**REQUIREMENT**
Look below. Copy each line that has "overestimate" in it.

· · ·

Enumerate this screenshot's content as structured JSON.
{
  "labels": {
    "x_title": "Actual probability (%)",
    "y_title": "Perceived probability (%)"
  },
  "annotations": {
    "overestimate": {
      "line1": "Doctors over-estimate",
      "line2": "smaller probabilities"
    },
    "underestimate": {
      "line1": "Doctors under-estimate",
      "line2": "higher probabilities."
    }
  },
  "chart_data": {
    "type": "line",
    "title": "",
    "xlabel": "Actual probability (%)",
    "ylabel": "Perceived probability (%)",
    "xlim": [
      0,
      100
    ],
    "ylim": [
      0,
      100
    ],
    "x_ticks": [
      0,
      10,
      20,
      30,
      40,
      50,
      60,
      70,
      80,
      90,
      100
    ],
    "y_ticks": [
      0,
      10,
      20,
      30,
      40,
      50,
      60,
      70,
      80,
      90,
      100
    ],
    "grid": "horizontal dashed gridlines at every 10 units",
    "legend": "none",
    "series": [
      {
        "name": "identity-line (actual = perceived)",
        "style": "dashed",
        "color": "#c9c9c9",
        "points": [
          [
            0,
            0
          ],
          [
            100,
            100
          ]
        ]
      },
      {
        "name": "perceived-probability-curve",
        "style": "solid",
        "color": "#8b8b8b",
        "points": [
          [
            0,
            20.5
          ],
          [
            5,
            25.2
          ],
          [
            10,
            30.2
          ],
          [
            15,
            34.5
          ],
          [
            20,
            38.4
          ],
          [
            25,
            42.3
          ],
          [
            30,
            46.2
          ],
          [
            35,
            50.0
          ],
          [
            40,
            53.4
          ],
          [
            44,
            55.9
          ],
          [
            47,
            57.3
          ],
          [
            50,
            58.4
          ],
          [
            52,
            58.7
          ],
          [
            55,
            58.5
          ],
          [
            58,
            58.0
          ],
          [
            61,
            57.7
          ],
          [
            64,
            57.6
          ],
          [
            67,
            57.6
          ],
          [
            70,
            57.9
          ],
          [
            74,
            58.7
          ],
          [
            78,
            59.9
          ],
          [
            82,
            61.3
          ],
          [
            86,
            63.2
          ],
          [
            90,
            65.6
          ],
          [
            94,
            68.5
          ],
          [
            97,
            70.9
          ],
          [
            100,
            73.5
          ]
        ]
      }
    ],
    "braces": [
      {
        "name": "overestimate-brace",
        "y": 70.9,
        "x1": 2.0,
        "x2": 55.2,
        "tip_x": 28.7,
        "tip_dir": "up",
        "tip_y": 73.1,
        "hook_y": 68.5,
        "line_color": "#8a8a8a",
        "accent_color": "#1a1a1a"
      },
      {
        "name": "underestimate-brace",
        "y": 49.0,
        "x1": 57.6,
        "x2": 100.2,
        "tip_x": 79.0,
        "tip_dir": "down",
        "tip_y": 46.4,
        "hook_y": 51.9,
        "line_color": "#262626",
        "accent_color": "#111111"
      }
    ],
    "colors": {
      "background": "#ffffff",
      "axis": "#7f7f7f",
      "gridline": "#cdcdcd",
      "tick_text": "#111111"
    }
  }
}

· · ·

**EXPECTED ANSWER**
    "overestimate": {
        "name": "overestimate-brace",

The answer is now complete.